INSTRUCTIONS TO FOLLOW:
Count the lines in the rows below that contain the string "traffic". Reply with that number alone.

SOURCE MATERIAL:

--

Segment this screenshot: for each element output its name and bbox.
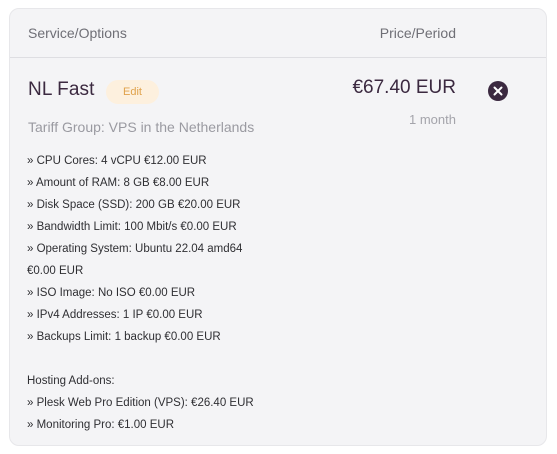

--

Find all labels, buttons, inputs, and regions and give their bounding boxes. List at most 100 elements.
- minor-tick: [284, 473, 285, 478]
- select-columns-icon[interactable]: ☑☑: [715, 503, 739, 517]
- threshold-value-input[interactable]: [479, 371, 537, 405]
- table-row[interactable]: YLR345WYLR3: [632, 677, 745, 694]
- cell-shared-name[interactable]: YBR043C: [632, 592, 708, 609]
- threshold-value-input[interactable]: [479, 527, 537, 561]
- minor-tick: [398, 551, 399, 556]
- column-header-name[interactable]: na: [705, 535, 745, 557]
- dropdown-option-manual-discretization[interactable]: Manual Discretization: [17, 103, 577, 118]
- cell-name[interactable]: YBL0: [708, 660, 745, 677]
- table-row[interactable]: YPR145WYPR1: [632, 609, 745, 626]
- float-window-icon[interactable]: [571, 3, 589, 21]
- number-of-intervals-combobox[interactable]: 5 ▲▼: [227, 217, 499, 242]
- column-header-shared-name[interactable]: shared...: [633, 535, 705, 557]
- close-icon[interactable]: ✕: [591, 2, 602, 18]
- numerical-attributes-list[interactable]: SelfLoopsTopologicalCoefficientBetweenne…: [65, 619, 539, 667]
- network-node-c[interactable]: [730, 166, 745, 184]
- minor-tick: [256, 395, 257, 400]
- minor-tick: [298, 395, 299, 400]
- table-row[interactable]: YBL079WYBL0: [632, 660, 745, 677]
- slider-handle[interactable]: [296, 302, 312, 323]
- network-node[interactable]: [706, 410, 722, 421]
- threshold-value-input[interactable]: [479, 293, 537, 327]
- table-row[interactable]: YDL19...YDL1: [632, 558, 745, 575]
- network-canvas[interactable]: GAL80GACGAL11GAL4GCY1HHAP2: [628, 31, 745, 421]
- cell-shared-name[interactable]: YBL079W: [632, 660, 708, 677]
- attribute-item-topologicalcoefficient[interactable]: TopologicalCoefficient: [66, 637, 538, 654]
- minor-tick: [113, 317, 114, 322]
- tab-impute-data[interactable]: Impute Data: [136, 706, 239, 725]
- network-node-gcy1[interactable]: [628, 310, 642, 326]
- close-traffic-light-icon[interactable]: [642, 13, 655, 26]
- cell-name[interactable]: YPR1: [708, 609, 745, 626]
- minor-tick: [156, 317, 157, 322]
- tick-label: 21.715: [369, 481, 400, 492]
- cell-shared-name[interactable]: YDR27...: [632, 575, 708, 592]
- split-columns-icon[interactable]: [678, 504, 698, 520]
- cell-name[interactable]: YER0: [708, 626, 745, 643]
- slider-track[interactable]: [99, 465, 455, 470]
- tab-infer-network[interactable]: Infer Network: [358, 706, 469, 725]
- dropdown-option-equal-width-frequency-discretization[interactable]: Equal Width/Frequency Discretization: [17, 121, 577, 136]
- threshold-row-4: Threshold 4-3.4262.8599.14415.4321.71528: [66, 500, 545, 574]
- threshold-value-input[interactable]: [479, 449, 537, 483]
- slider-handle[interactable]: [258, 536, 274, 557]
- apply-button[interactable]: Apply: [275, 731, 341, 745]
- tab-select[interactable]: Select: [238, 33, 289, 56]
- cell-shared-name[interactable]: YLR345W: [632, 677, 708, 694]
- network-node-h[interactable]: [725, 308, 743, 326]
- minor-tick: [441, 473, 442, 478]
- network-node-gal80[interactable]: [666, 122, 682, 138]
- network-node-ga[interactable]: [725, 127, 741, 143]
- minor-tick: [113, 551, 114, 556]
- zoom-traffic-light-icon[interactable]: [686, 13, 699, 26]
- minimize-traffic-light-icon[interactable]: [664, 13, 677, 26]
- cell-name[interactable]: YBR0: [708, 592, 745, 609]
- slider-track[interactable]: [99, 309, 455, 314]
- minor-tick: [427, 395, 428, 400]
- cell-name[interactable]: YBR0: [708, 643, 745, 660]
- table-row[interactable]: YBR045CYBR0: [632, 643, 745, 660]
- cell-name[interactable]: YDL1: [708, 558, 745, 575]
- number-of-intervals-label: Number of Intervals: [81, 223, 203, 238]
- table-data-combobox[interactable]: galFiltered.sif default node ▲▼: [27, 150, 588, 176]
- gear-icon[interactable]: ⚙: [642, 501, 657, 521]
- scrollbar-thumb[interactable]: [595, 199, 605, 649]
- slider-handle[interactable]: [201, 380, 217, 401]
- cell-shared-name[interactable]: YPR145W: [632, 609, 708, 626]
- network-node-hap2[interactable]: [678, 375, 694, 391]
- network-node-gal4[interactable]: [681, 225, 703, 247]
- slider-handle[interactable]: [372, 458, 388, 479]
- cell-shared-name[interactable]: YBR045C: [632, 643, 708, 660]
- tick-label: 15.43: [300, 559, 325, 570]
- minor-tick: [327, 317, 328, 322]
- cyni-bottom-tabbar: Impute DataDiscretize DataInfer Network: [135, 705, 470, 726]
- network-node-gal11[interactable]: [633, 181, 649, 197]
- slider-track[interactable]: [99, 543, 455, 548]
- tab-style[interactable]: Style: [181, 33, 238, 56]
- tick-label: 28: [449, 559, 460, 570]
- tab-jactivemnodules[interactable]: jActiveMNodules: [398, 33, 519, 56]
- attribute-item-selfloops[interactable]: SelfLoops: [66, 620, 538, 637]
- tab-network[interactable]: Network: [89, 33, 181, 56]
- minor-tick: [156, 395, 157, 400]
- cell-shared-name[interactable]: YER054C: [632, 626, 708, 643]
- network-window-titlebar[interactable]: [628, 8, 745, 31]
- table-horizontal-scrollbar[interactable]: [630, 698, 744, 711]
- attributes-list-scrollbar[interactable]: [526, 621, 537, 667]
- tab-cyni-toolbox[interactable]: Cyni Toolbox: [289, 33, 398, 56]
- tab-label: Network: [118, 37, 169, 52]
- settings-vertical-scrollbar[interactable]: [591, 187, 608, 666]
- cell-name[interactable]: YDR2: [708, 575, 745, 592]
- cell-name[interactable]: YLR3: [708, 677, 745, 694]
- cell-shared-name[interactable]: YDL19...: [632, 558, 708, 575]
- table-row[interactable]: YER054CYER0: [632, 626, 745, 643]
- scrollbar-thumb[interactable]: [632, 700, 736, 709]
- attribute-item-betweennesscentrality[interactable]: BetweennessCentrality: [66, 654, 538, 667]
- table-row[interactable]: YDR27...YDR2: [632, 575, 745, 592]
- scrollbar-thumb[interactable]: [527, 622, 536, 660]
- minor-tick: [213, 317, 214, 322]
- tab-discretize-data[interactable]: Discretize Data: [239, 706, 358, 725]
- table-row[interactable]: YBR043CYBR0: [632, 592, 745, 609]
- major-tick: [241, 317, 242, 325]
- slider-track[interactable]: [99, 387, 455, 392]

--

COMPLETE RESPONSE:
3